+++ Entries shown +++

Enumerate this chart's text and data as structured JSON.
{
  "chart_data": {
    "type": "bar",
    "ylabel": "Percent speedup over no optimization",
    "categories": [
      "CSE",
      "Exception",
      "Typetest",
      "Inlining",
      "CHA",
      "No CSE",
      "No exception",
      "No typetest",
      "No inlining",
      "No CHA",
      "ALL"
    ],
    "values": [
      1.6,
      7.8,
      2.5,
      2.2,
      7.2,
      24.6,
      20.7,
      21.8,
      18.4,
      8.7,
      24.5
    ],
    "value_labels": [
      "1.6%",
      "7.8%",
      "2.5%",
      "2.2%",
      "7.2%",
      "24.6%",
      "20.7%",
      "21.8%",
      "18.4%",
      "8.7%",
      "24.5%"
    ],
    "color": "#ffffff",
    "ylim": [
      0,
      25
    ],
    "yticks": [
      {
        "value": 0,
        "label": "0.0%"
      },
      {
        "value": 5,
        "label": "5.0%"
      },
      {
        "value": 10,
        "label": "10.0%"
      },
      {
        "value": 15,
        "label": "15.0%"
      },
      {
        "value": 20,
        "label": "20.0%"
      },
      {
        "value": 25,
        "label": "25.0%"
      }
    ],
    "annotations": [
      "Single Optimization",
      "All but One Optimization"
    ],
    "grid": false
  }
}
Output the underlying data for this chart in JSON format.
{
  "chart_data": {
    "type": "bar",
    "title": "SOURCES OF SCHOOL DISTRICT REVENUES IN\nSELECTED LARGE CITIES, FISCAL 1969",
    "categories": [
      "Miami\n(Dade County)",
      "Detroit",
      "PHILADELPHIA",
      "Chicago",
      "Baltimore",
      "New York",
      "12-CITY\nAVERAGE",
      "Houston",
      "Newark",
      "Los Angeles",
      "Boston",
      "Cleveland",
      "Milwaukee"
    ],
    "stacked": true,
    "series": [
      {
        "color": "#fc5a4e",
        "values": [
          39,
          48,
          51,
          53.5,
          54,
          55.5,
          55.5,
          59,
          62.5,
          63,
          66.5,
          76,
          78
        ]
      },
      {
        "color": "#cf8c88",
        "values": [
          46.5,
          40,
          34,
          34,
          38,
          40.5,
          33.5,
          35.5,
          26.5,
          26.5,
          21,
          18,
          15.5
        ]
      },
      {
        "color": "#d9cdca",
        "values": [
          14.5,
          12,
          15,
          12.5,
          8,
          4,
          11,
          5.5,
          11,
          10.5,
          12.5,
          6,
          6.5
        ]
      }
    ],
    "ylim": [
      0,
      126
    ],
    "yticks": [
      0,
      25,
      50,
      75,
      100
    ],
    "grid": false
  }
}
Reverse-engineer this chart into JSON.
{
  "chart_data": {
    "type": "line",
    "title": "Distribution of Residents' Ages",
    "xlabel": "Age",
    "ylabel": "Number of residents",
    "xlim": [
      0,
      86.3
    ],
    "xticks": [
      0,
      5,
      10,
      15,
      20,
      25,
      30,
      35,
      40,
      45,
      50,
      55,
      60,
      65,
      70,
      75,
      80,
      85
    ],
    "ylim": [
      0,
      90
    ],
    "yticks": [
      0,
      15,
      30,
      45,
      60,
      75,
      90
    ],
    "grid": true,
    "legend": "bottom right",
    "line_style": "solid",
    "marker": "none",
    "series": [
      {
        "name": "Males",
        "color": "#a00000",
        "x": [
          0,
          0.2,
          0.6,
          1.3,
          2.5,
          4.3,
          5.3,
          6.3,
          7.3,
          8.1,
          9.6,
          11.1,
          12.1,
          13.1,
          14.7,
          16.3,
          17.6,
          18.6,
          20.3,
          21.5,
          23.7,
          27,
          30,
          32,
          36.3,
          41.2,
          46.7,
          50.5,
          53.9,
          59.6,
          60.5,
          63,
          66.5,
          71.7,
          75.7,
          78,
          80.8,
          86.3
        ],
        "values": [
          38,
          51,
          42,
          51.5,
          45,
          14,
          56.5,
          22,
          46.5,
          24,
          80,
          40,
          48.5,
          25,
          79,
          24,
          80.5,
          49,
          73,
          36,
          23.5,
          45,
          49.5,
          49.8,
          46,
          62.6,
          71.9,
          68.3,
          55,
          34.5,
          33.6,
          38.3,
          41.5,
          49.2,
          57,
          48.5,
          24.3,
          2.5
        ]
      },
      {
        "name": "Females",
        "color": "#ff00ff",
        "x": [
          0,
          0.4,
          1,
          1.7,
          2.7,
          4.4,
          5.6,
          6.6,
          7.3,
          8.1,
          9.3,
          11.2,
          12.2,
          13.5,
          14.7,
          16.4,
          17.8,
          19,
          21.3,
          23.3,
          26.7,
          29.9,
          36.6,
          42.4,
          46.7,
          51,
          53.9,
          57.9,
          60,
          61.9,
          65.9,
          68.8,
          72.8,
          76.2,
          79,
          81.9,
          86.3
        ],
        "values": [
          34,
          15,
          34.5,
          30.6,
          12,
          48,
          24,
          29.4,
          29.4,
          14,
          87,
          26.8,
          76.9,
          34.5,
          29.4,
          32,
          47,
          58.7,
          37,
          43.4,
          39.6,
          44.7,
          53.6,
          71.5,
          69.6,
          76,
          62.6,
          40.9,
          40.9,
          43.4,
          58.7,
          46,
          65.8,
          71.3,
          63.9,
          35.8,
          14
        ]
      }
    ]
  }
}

+++

=== Exercise ===
From the records above, extract every line exactly as it stands.

=== The completed task ===
Enumerate this chart's text and data as structured JSON.
{
  "chart_data": {
    "type": "bar",
    "ylabel": "Percent speedup over no optimization",
    "categories": [
      "CSE",
      "Exception",
      "Typetest",
      "Inlining",
      "CHA",
      "No CSE",
      "No exception",
      "No typetest",
      "No inlining",
      "No CHA",
      "ALL"
    ],
    "values": [
      1.6,
      7.8,
      2.5,
      2.2,
      7.2,
      24.6,
      20.7,
      21.8,
      18.4,
      8.7,
      24.5
    ],
    "value_labels": [
      "1.6%",
      "7.8%",
      "2.5%",
      "2.2%",
      "7.2%",
      "24.6%",
      "20.7%",
      "21.8%",
      "18.4%",
      "8.7%",
      "24.5%"
    ],
    "color": "#ffffff",
    "ylim": [
      0,
      25
    ],
    "yticks": [
      {
        "value": 0,
        "label": "0.0%"
      },
      {
        "value": 5,
        "label": "5.0%"
      },
      {
        "value": 10,
        "label": "10.0%"
      },
      {
        "value": 15,
        "label": "15.0%"
      },
      {
        "value": 20,
        "label": "20.0%"
      },
      {
        "value": 25,
        "label": "25.0%"
      }
    ],
    "annotations": [
      "Single Optimization",
      "All but One Optimization"
    ],
    "grid": false
  }
}
Output the underlying data for this chart in JSON format.
{
  "chart_data": {
    "type": "bar",
    "title": "SOURCES OF SCHOOL DISTRICT REVENUES IN\nSELECTED LARGE CITIES, FISCAL 1969",
    "categories": [
      "Miami\n(Dade County)",
      "Detroit",
      "PHILADELPHIA",
      "Chicago",
      "Baltimore",
      "New York",
      "12-CITY\nAVERAGE",
      "Houston",
      "Newark",
      "Los Angeles",
      "Boston",
      "Cleveland",
      "Milwaukee"
    ],
    "stacked": true,
    "series": [
      {
        "color": "#fc5a4e",
        "values": [
          39,
          48,
          51,
          53.5,
          54,
          55.5,
          55.5,
          59,
          62.5,
          63,
          66.5,
          76,
          78
        ]
      },
      {
        "color": "#cf8c88",
        "values": [
          46.5,
          40,
          34,
          34,
          38,
          40.5,
          33.5,
          35.5,
          26.5,
          26.5,
          21,
          18,
          15.5
        ]
      },
      {
        "color": "#d9cdca",
        "values": [
          14.5,
          12,
          15,
          12.5,
          8,
          4,
          11,
          5.5,
          11,
          10.5,
          12.5,
          6,
          6.5
        ]
      }
    ],
    "ylim": [
      0,
      126
    ],
    "yticks": [
      0,
      25,
      50,
      75,
      100
    ],
    "grid": false
  }
}
Reverse-engineer this chart into JSON.
{
  "chart_data": {
    "type": "line",
    "title": "Distribution of Residents' Ages",
    "xlabel": "Age",
    "ylabel": "Number of residents",
    "xlim": [
      0,
      86.3
    ],
    "xticks": [
      0,
      5,
      10,
      15,
      20,
      25,
      30,
      35,
      40,
      45,
      50,
      55,
      60,
      65,
      70,
      75,
      80,
      85
    ],
    "ylim": [
      0,
      90
    ],
    "yticks": [
      0,
      15,
      30,
      45,
      60,
      75,
      90
    ],
    "grid": true,
    "legend": "bottom right",
    "line_style": "solid",
    "marker": "none",
    "series": [
      {
        "name": "Males",
        "color": "#a00000",
        "x": [
          0,
          0.2,
          0.6,
          1.3,
          2.5,
          4.3,
          5.3,
          6.3,
          7.3,
          8.1,
          9.6,
          11.1,
          12.1,
          13.1,
          14.7,
          16.3,
          17.6,
          18.6,
          20.3,
          21.5,
          23.7,
          27,
          30,
          32,
          36.3,
          41.2,
          46.7,
          50.5,
          53.9,
          59.6,
          60.5,
          63,
          66.5,
          71.7,
          75.7,
          78,
          80.8,
          86.3
        ],
        "values": [
          38,
          51,
          42,
          51.5,
          45,
          14,
          56.5,
          22,
          46.5,
          24,
          80,
          40,
          48.5,
          25,
          79,
          24,
          80.5,
          49,
          73,
          36,
          23.5,
          45,
          49.5,
          49.8,
          46,
          62.6,
          71.9,
          68.3,
          55,
          34.5,
          33.6,
          38.3,
          41.5,
          49.2,
          57,
          48.5,
          24.3,
          2.5
        ]
      },
      {
        "name": "Females",
        "color": "#ff00ff",
        "x": [
          0,
          0.4,
          1,
          1.7,
          2.7,
          4.4,
          5.6,
          6.6,
          7.3,
          8.1,
          9.3,
          11.2,
          12.2,
          13.5,
          14.7,
          16.4,
          17.8,
          19,
          21.3,
          23.3,
          26.7,
          29.9,
          36.6,
          42.4,
          46.7,
          51,
          53.9,
          57.9,
          60,
          61.9,
          65.9,
          68.8,
          72.8,
          76.2,
          79,
          81.9,
          86.3
        ],
        "values": [
          34,
          15,
          34.5,
          30.6,
          12,
          48,
          24,
          29.4,
          29.4,
          14,
          87,
          26.8,
          76.9,
          34.5,
          29.4,
          32,
          47,
          58.7,
          37,
          43.4,
          39.6,
          44.7,
          53.6,
          71.5,
          69.6,
          76,
          62.6,
          40.9,
          40.9,
          43.4,
          58.7,
          46,
          65.8,
          71.3,
          63.9,
          35.8,
          14
        ]
      }
    ]
  }
}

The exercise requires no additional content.